>> BEGIN Recorded data
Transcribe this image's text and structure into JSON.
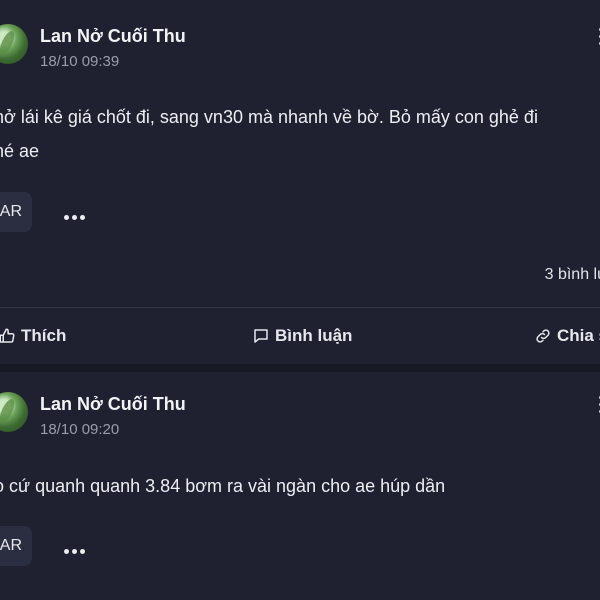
{
  "posts": [
    {
      "author": "Lan Nở Cuối Thu",
      "time": "18/10 09:39",
      "content_line1": "hở lái kê giá chốt đi, sang vn30 mà nhanh về bờ. Bỏ mấy con ghẻ đi",
      "content_line2": "hé ae",
      "tag": "AR",
      "comment_count": "3 bình lu",
      "actions": {
        "like": "Thích",
        "comment": "Bình luận",
        "share": "Chia s"
      }
    },
    {
      "author": "Lan Nở Cuối Thu",
      "time": "18/10 09:20",
      "content_line1": "o cứ quanh quanh 3.84 bơm ra vài ngàn cho ae húp dần",
      "tag": "AR"
    }
  ],
  "icons": [
    "avatar",
    "more-horizontal-icon",
    "more-vertical-icon",
    "thumbs-up-icon",
    "comment-icon",
    "link-icon"
  ],
  "colors": {
    "background": "#1f2130",
    "separator": "#171923",
    "text": "#eceef3",
    "muted": "#9a9cab",
    "chip": "#2b2e40"
  }
}
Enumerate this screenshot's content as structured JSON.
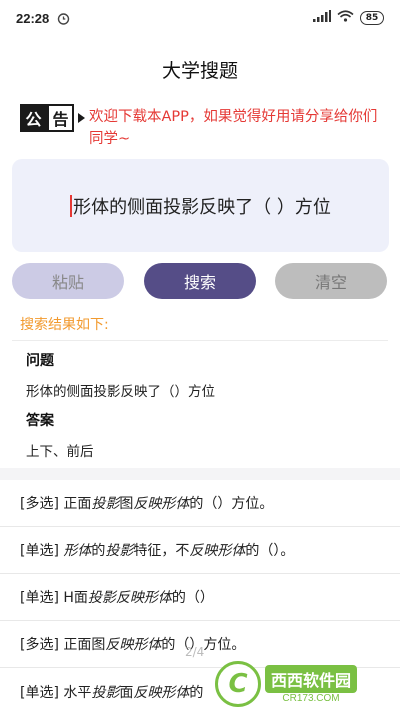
{
  "status_bar": {
    "time": "22:28",
    "battery": "85",
    "icons": [
      "alarm-icon",
      "signal-icon",
      "wifi-icon",
      "battery-icon"
    ]
  },
  "title": "大学搜题",
  "notice": {
    "badge_left": "公",
    "badge_right": "告",
    "text": "欢迎下载本APP，如果觉得好用请分享给你们同学~"
  },
  "query": {
    "text": "形体的侧面投影反映了（    ）方位"
  },
  "buttons": {
    "paste": "粘贴",
    "search": "搜索",
    "clear": "清空"
  },
  "results": {
    "header": "搜索结果如下:",
    "question_label": "问题",
    "question_text": "形体的侧面投影反映了（）方位",
    "answer_label": "答案",
    "answer_text": "上下、前后"
  },
  "related": [
    {
      "tag": "[多选]",
      "parts": [
        [
          "正面",
          false
        ],
        [
          "投影",
          true
        ],
        [
          "图",
          false
        ],
        [
          "反映形体",
          true
        ],
        [
          "的（）方位。",
          false
        ]
      ]
    },
    {
      "tag": "[单选]",
      "parts": [
        [
          "形体",
          true
        ],
        [
          "的",
          false
        ],
        [
          "投影",
          true
        ],
        [
          "特征，不",
          false
        ],
        [
          "反映形体",
          true
        ],
        [
          "的（）。",
          false
        ]
      ]
    },
    {
      "tag": "[单选]",
      "parts": [
        [
          "H面",
          false
        ],
        [
          "投影反映形体",
          true
        ],
        [
          "的（）",
          false
        ]
      ]
    },
    {
      "tag": "[多选]",
      "parts": [
        [
          "正面图",
          false
        ],
        [
          "反映形体",
          true
        ],
        [
          "的（）方位。",
          false
        ]
      ]
    },
    {
      "tag": "[单选]",
      "parts": [
        [
          "水平",
          false
        ],
        [
          "投影",
          true
        ],
        [
          "面",
          false
        ],
        [
          "反映形体",
          true
        ],
        [
          "的",
          false
        ]
      ]
    }
  ],
  "pager": "2/4",
  "watermark": {
    "logo": "C",
    "main": "西西软件园",
    "sub": "CR173.COM"
  },
  "colors": {
    "accent": "#554d87",
    "notice_red": "#e53935",
    "result_orange": "#f29a2e"
  }
}
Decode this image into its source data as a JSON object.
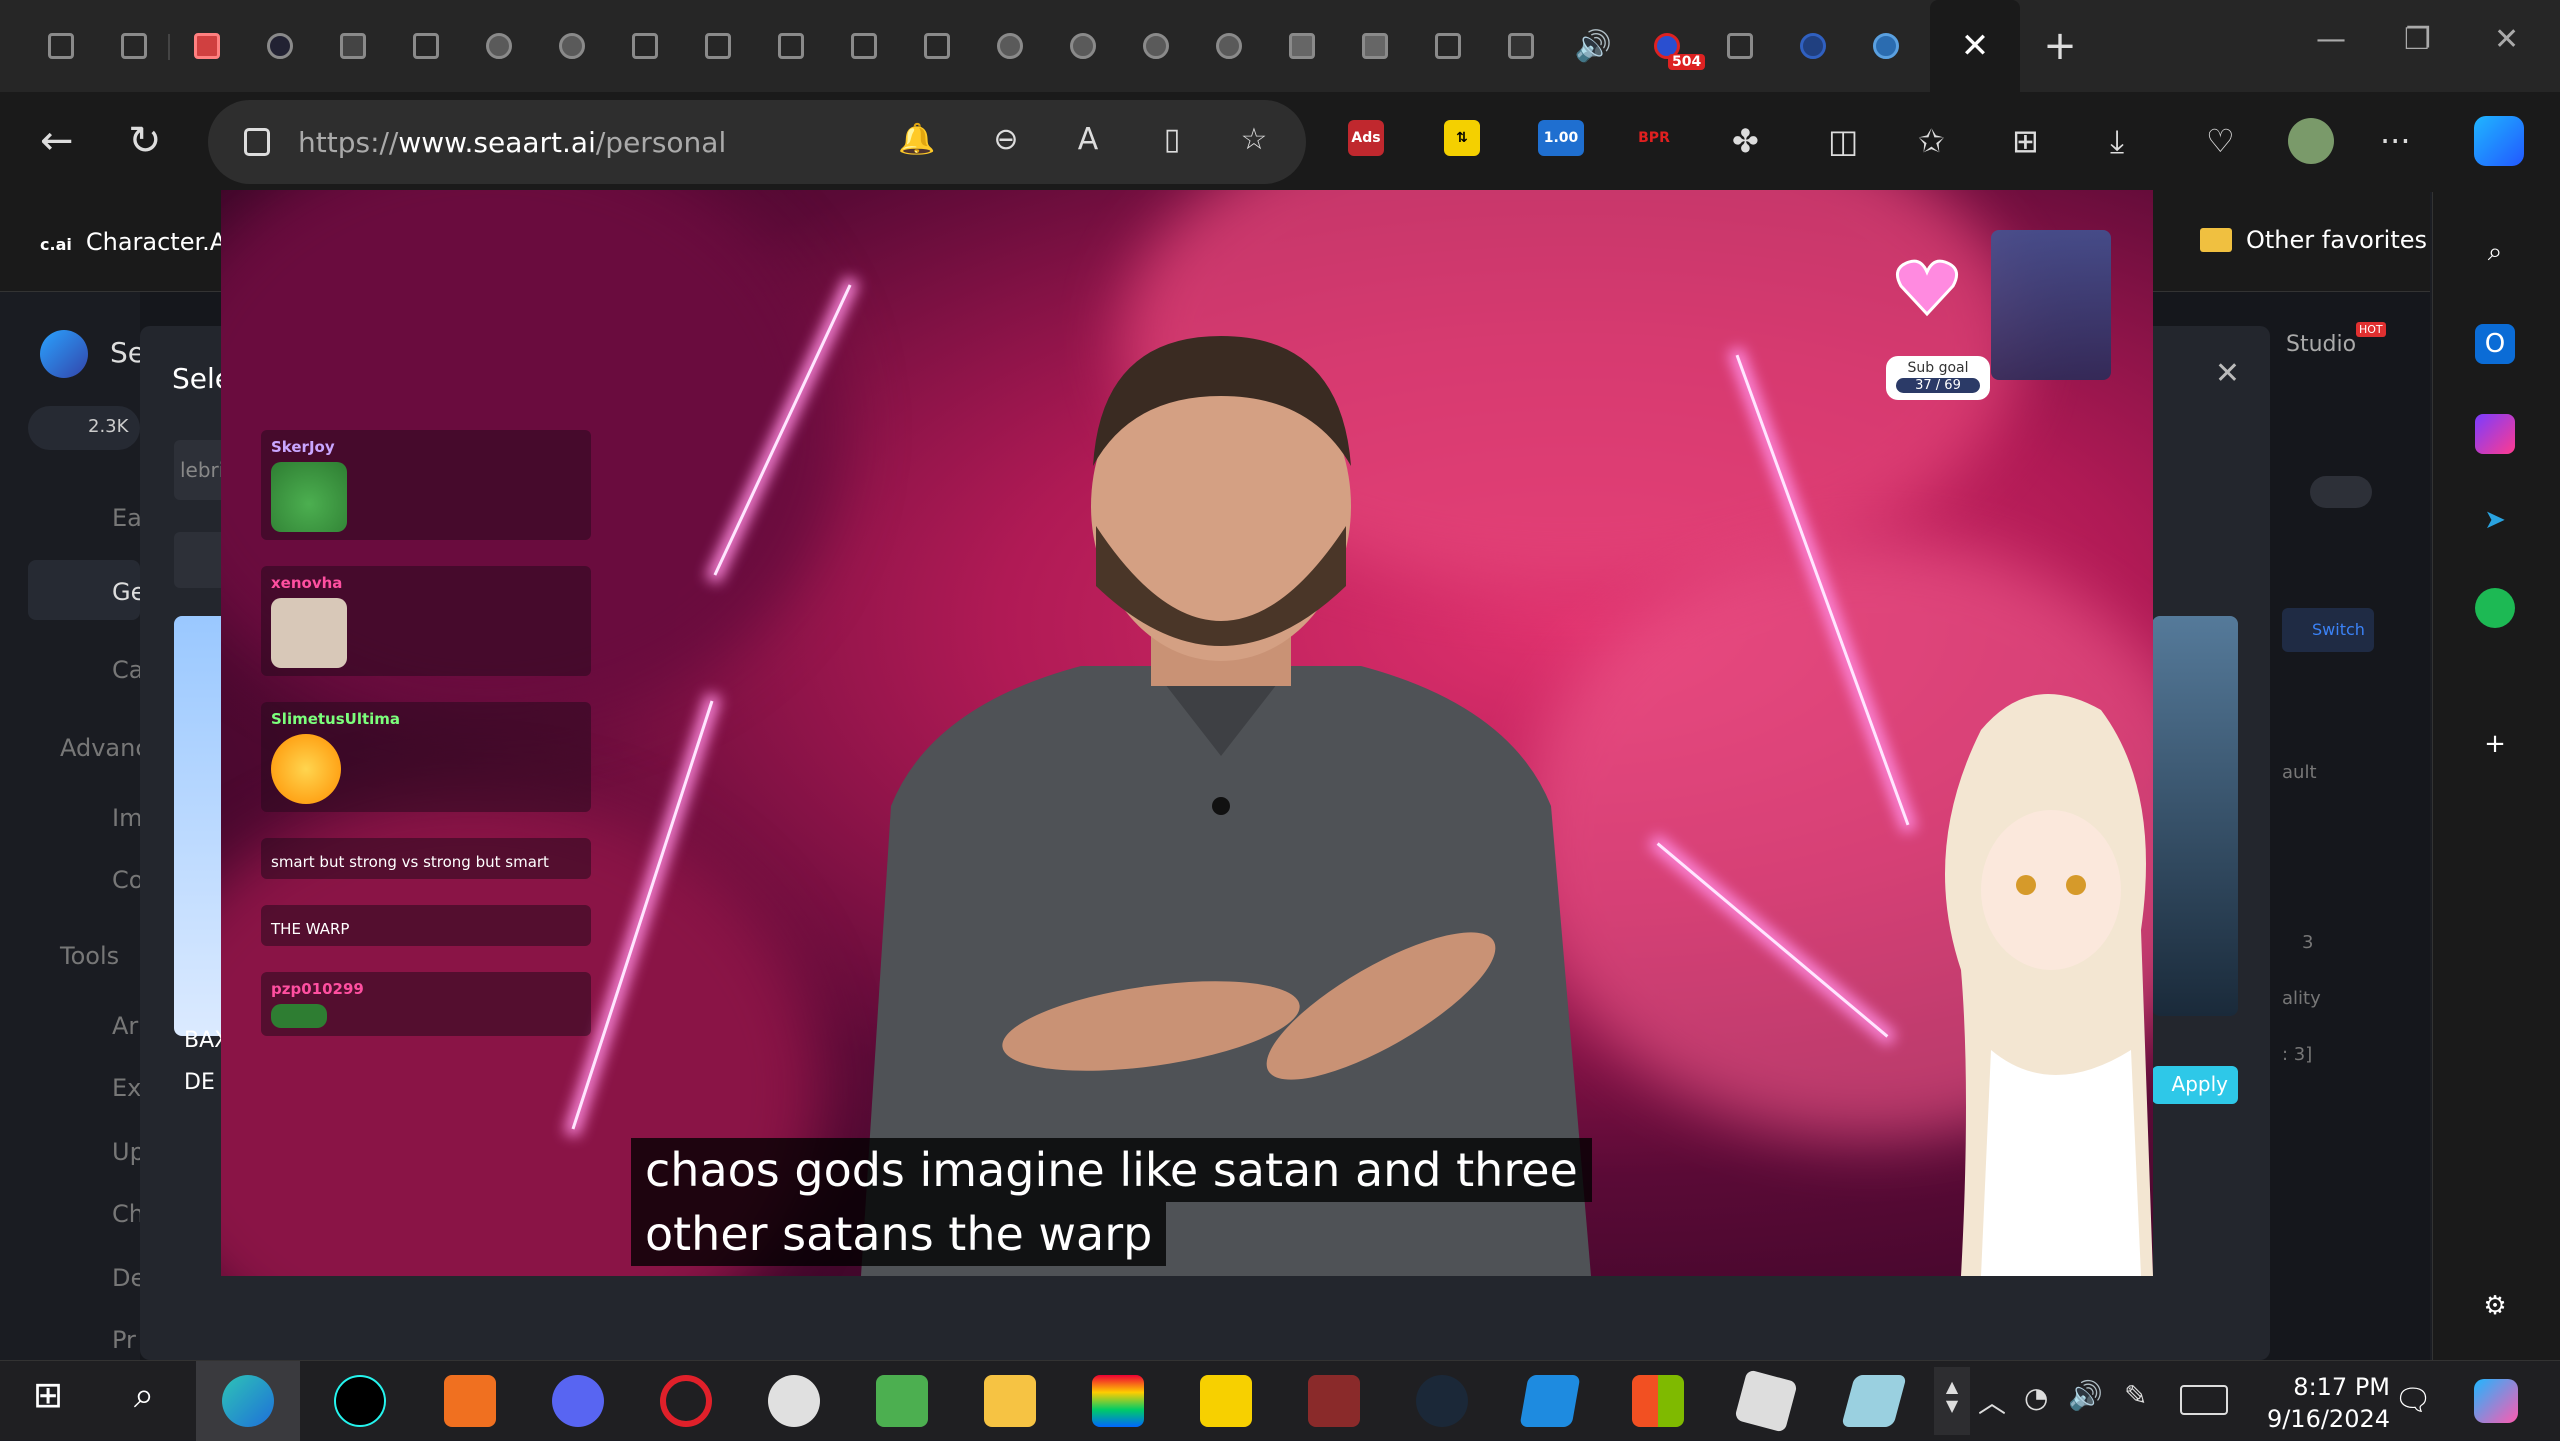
>> END Recorded data
» Problem description: Print each entry shown above with exact wording and no pictures.

» Solution to this task:
Transcribe this image's text and structure into JSON.
{
  "posts": [
    {
      "author": "Lan Nở Cuối Thu",
      "time": "18/10 09:39",
      "content_line1": "hở lái kê giá chốt đi, sang vn30 mà nhanh về bờ. Bỏ mấy con ghẻ đi",
      "content_line2": "hé ae",
      "tag": "AR",
      "comment_count": "3 bình lu",
      "actions": {
        "like": "Thích",
        "comment": "Bình luận",
        "share": "Chia s"
      }
    },
    {
      "author": "Lan Nở Cuối Thu",
      "time": "18/10 09:20",
      "content_line1": "o cứ quanh quanh 3.84 bơm ra vài ngàn cho ae húp dần",
      "tag": "AR"
    }
  ],
  "icons": [
    "avatar",
    "more-horizontal-icon",
    "more-vertical-icon",
    "thumbs-up-icon",
    "comment-icon",
    "link-icon"
  ],
  "colors": {
    "background": "#1f2130",
    "separator": "#171923",
    "text": "#eceef3",
    "muted": "#9a9cab",
    "chip": "#2b2e40"
  }
}
Enumerate this screenshot's content as structured JSON.
{
  "status_bar": {
    "time": "22:28",
    "battery": "85",
    "icons": [
      "alarm-icon",
      "signal-icon",
      "wifi-icon",
      "battery-icon"
    ]
  },
  "title": "大学搜题",
  "notice": {
    "badge_left": "公",
    "badge_right": "告",
    "text": "欢迎下载本APP，如果觉得好用请分享给你们同学~"
  },
  "query": {
    "text": "形体的侧面投影反映了（    ）方位"
  },
  "buttons": {
    "paste": "粘贴",
    "search": "搜索",
    "clear": "清空"
  },
  "results": {
    "header": "搜索结果如下:",
    "question_label": "问题",
    "question_text": "形体的侧面投影反映了（）方位",
    "answer_label": "答案",
    "answer_text": "上下、前后"
  },
  "related": [
    {
      "tag": "[多选]",
      "parts": [
        [
          "正面",
          false
        ],
        [
          "投影",
          true
        ],
        [
          "图",
          false
        ],
        [
          "反映形体",
          true
        ],
        [
          "的（）方位。",
          false
        ]
      ]
    },
    {
      "tag": "[单选]",
      "parts": [
        [
          "形体",
          true
        ],
        [
          "的",
          false
        ],
        [
          "投影",
          true
        ],
        [
          "特征，不",
          false
        ],
        [
          "反映形体",
          true
        ],
        [
          "的（）。",
          false
        ]
      ]
    },
    {
      "tag": "[单选]",
      "parts": [
        [
          "H面",
          false
        ],
        [
          "投影反映形体",
          true
        ],
        [
          "的（）",
          false
        ]
      ]
    },
    {
      "tag": "[多选]",
      "parts": [
        [
          "正面图",
          false
        ],
        [
          "反映形体",
          true
        ],
        [
          "的（）方位。",
          false
        ]
      ]
    },
    {
      "tag": "[单选]",
      "parts": [
        [
          "水平",
          false
        ],
        [
          "投影",
          true
        ],
        [
          "面",
          false
        ],
        [
          "反映形体",
          true
        ],
        [
          "的",
          false
        ]
      ]
    }
  ],
  "pager": "2/4",
  "watermark": {
    "logo": "C",
    "main": "西西软件园",
    "sub": "CR173.COM"
  },
  "colors": {
    "accent": "#554d87",
    "notice_red": "#e53935",
    "result_orange": "#f29a2e"
  }
}
Decode this image into its source data as a JSON object.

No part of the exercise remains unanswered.